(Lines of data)
----------------
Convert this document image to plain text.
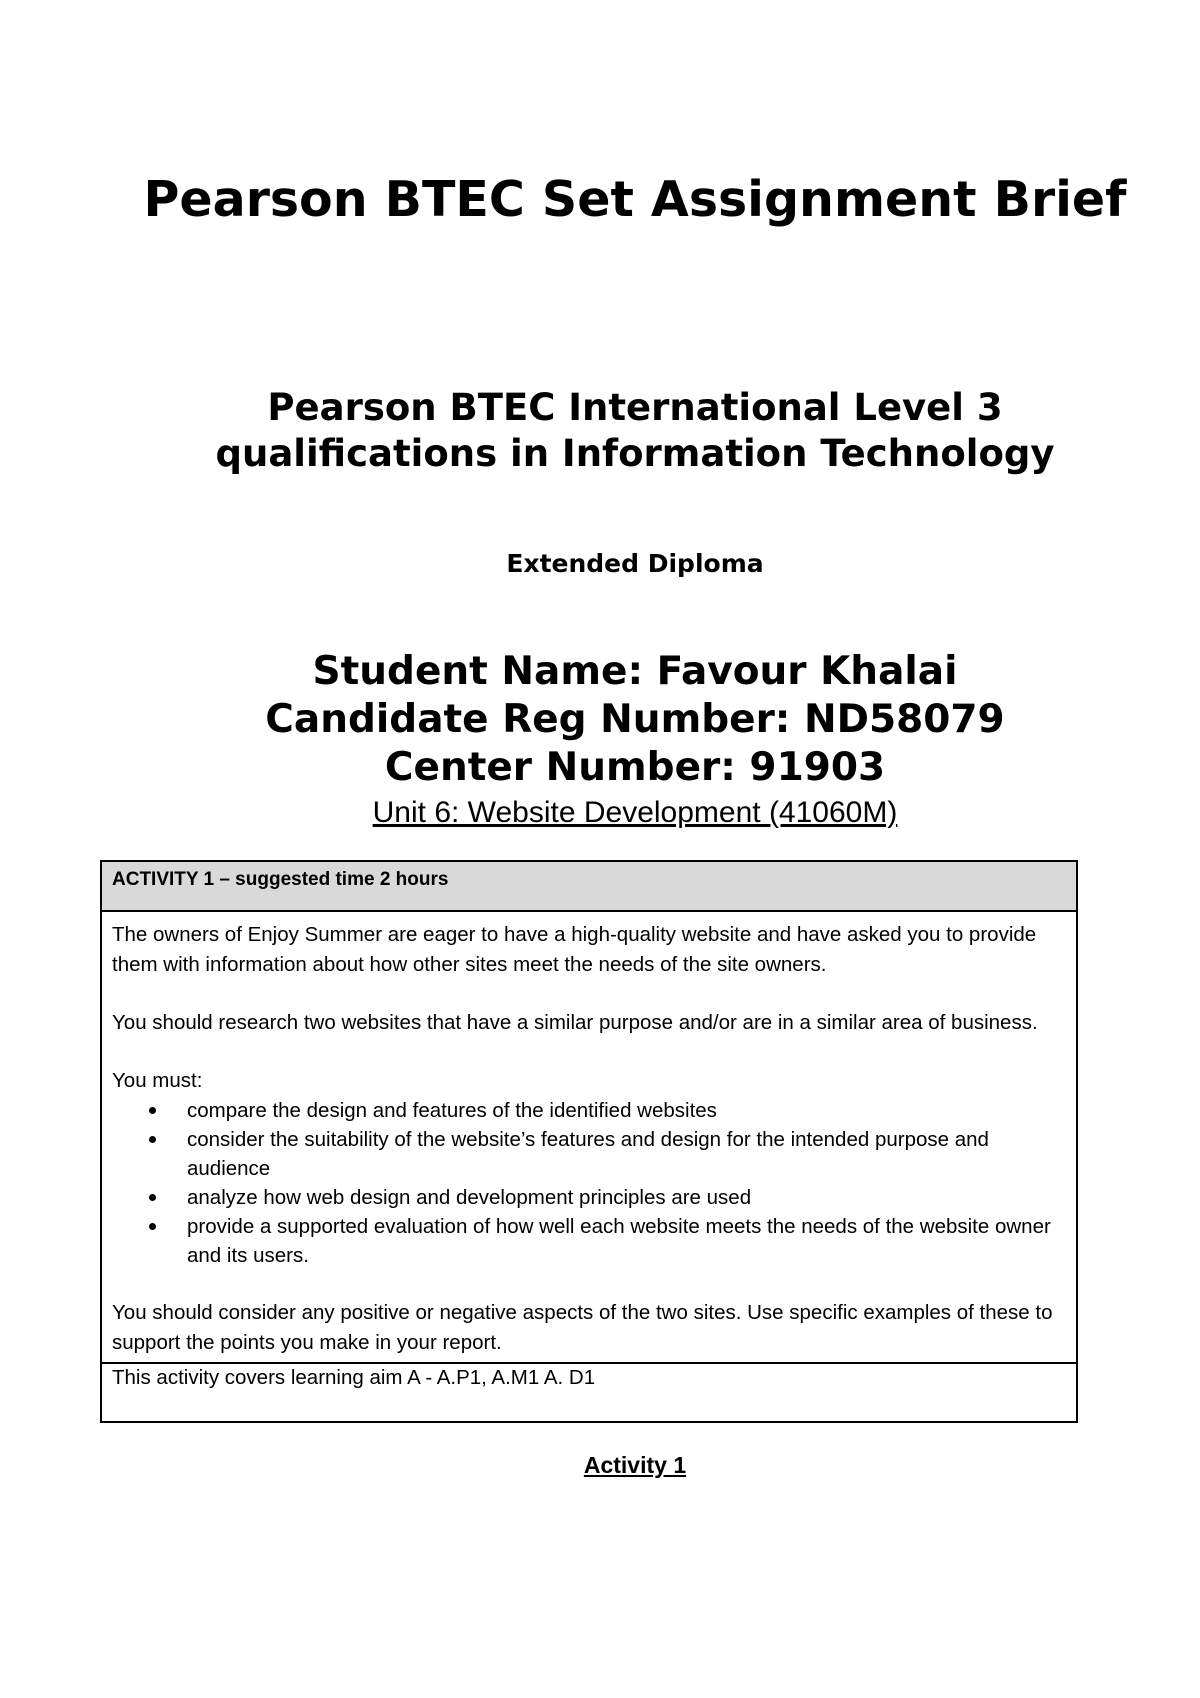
Pearson BTEC Set Assignment Brief
Pearson BTEC International Level 3 qualifications in Information Technology
Extended Diploma
Student Name: Favour Khalai
Candidate Reg Number: ND58079
Center Number: 91903
Unit 6: Website Development (41060M)
ACTIVITY 1 – suggested time 2 hours

The owners of Enjoy Summer are eager to have a high-quality website and have asked you to provide them with information about how other sites meet the needs of the site owners.

You should research two websites that have a similar purpose and/or are in a similar area of business.

You must:

compare the design and features of the identified websites
consider the suitability of the website’s features and design for the intended purpose and audience
analyze how web design and development principles are used
provide a supported evaluation of how well each website meets the needs of the website owner and its users.

You should consider any positive or negative aspects of the two sites. Use specific examples of these to support the points you make in your report.

This activity covers learning aim A - A.P1, A.M1 A. D1
Activity 1
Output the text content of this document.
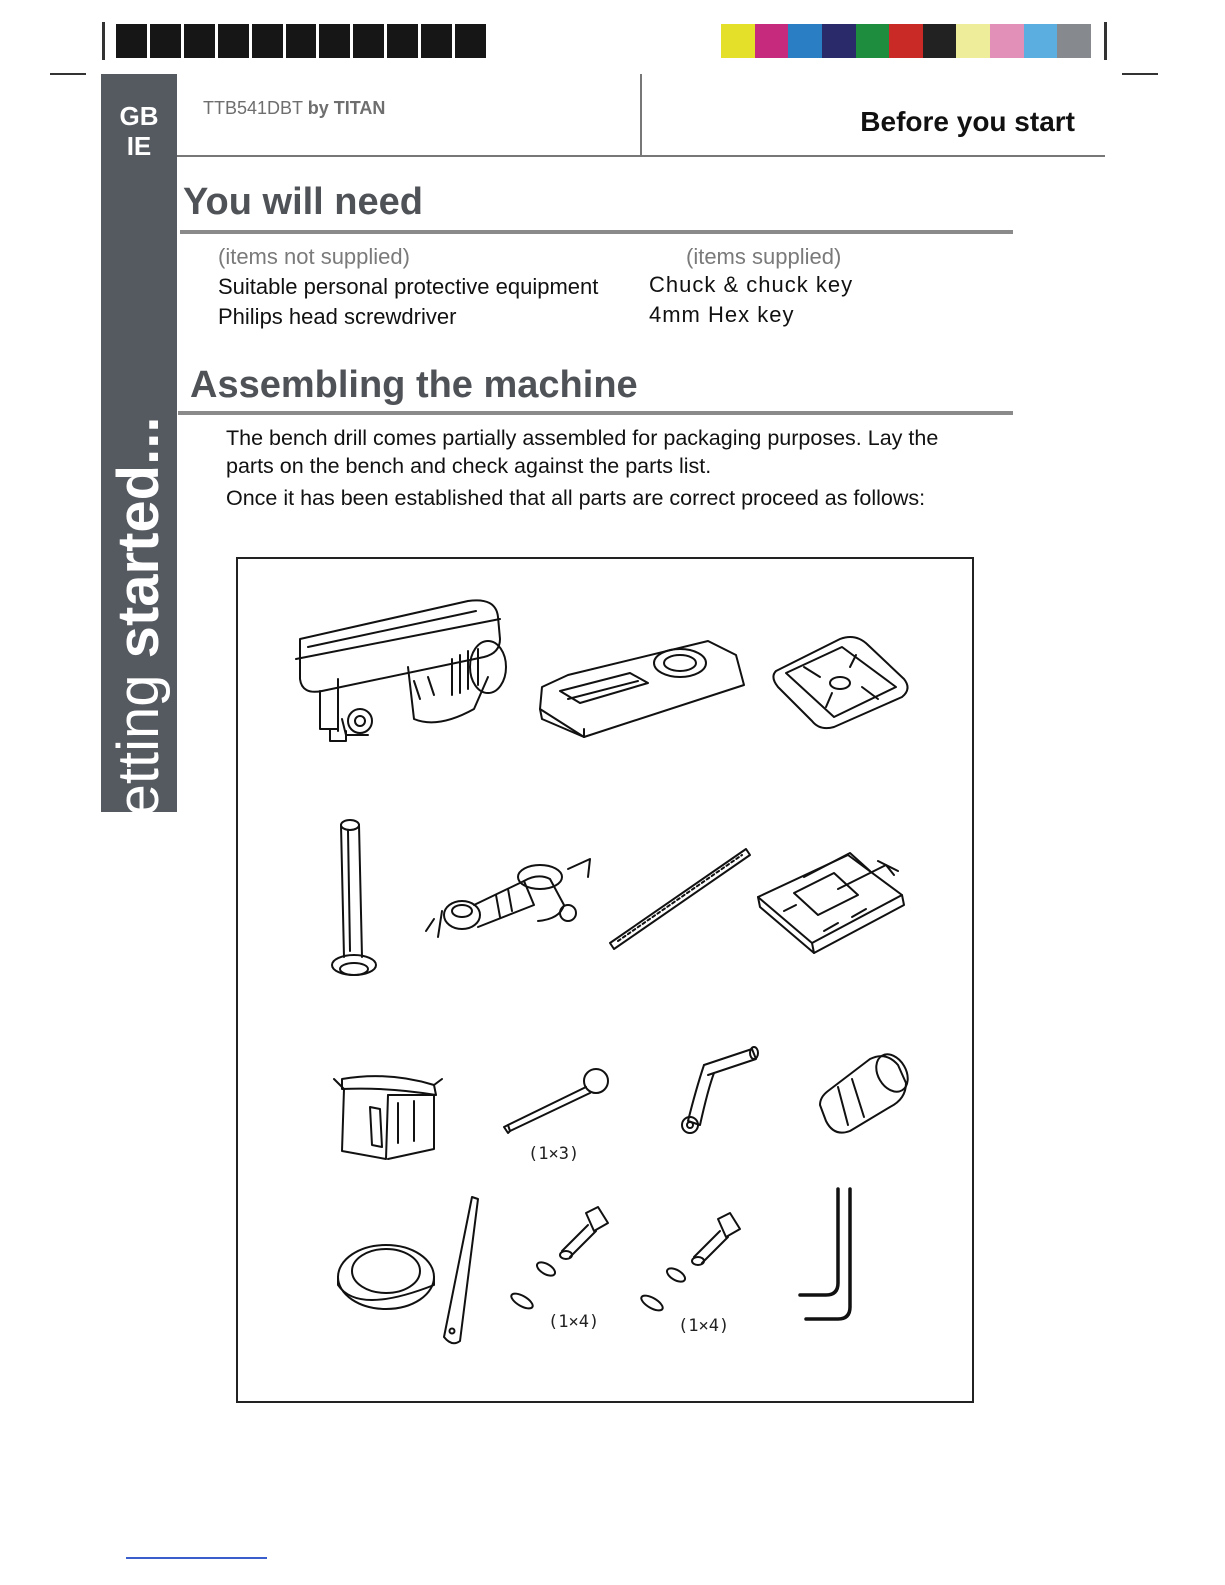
GB
IE
Getting started...
TTB541DBT by TITAN	Before you start
You will need
(items not supplied)
Suitable personal protective equipment
Philips head screwdriver
(items supplied)
Chuck & chuck key
4mm Hex key
Assembling the machine
The bench drill comes partially assembled for packaging purposes. Lay the
parts on the bench and check against the parts list.
Once it has been established that all parts are correct proceed as follows:
(1×3)
(1×4)	(1×4)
----------------
■ WORK TO BE COMPLETED ■
Using the records above, retype everything exactly except the pictures.

■ COMPLETED TASK ■
Convert this document image to plain text.
Pearson BTEC Set Assignment Brief
Pearson BTEC International Level 3 qualifications in Information Technology
Extended Diploma
Student Name: Favour Khalai
Candidate Reg Number: ND58079
Center Number: 91903
Unit 6: Website Development (41060M)
ACTIVITY 1 – suggested time 2 hours

The owners of Enjoy Summer are eager to have a high-quality website and have asked you to provide them with information about how other sites meet the needs of the site owners.

You should research two websites that have a similar purpose and/or are in a similar area of business.

You must:

compare the design and features of the identified websites
consider the suitability of the website’s features and design for the intended purpose and audience
analyze how web design and development principles are used
provide a supported evaluation of how well each website meets the needs of the website owner and its users.

You should consider any positive or negative aspects of the two sites. Use specific examples of these to support the points you make in your report.

This activity covers learning aim A - A.P1, A.M1 A. D1
Activity 1
Output the text content of this document.
GB
IE
Getting started...
TTB541DBT by TITAN	Before you start
You will need
(items not supplied)
Suitable personal protective equipment
Philips head screwdriver
(items supplied)
Chuck & chuck key
4mm Hex key
Assembling the machine
The bench drill comes partially assembled for packaging purposes. Lay the
parts on the bench and check against the parts list.
Once it has been established that all parts are correct proceed as follows:
(1×3)
(1×4)	(1×4)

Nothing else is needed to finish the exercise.